Written instruction: Reproduce the records. Keep every word exact and include no images.

|---|

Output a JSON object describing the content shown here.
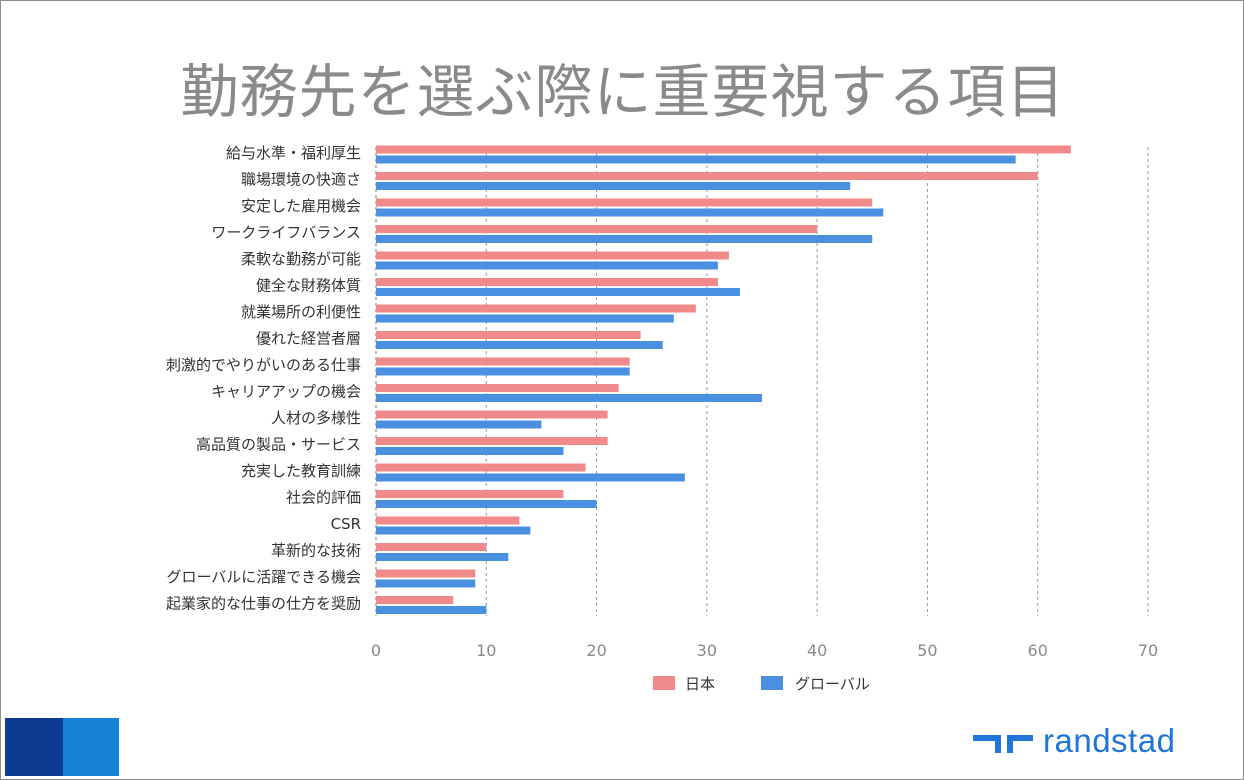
{
  "slide": {
    "title": "勤務先を選ぶ際に重要視する項目",
    "brand": {
      "name": "randstad",
      "color": "#2175d9",
      "icon": "randstad-logo-icon"
    },
    "corner_colors": [
      "#0d3a91",
      "#1682d6"
    ]
  },
  "chart_data": {
    "type": "bar",
    "orientation": "horizontal",
    "title": "",
    "xlabel": "",
    "ylabel": "",
    "xlim": [
      0,
      70
    ],
    "ticks": [
      0,
      10,
      20,
      30,
      40,
      50,
      60,
      70
    ],
    "grid": "vertical-dashed",
    "legend": "bottom",
    "categories": [
      "給与水準・福利厚生",
      "職場環境の快適さ",
      "安定した雇用機会",
      "ワークライフバランス",
      "柔軟な勤務が可能",
      "健全な財務体質",
      "就業場所の利便性",
      "優れた経営者層",
      "刺激的でやりがいのある仕事",
      "キャリアアップの機会",
      "人材の多様性",
      "高品質の製品・サービス",
      "充実した教育訓練",
      "社会的評価",
      "CSR",
      "革新的な技術",
      "グローバルに活躍できる機会",
      "起業家的な仕事の仕方を奨励"
    ],
    "series": [
      {
        "name": "日本",
        "color": "#f08a8a",
        "values": [
          63,
          60,
          45,
          40,
          32,
          31,
          29,
          24,
          23,
          22,
          21,
          21,
          19,
          17,
          13,
          10,
          9,
          7
        ]
      },
      {
        "name": "グローバル",
        "color": "#4a8fe0",
        "values": [
          58,
          43,
          46,
          45,
          31,
          33,
          27,
          26,
          23,
          35,
          15,
          17,
          28,
          20,
          14,
          12,
          9,
          10
        ]
      }
    ]
  }
}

|---|

Full response:
Output a JSON object describing the content shown here.
{
  "slide": {
    "title": "勤務先を選ぶ際に重要視する項目",
    "brand": {
      "name": "randstad",
      "color": "#2175d9",
      "icon": "randstad-logo-icon"
    },
    "corner_colors": [
      "#0d3a91",
      "#1682d6"
    ]
  },
  "chart_data": {
    "type": "bar",
    "orientation": "horizontal",
    "title": "",
    "xlabel": "",
    "ylabel": "",
    "xlim": [
      0,
      70
    ],
    "ticks": [
      0,
      10,
      20,
      30,
      40,
      50,
      60,
      70
    ],
    "grid": "vertical-dashed",
    "legend": "bottom",
    "categories": [
      "給与水準・福利厚生",
      "職場環境の快適さ",
      "安定した雇用機会",
      "ワークライフバランス",
      "柔軟な勤務が可能",
      "健全な財務体質",
      "就業場所の利便性",
      "優れた経営者層",
      "刺激的でやりがいのある仕事",
      "キャリアアップの機会",
      "人材の多様性",
      "高品質の製品・サービス",
      "充実した教育訓練",
      "社会的評価",
      "CSR",
      "革新的な技術",
      "グローバルに活躍できる機会",
      "起業家的な仕事の仕方を奨励"
    ],
    "series": [
      {
        "name": "日本",
        "color": "#f08a8a",
        "values": [
          63,
          60,
          45,
          40,
          32,
          31,
          29,
          24,
          23,
          22,
          21,
          21,
          19,
          17,
          13,
          10,
          9,
          7
        ]
      },
      {
        "name": "グローバル",
        "color": "#4a8fe0",
        "values": [
          58,
          43,
          46,
          45,
          31,
          33,
          27,
          26,
          23,
          35,
          15,
          17,
          28,
          20,
          14,
          12,
          9,
          10
        ]
      }
    ]
  }
}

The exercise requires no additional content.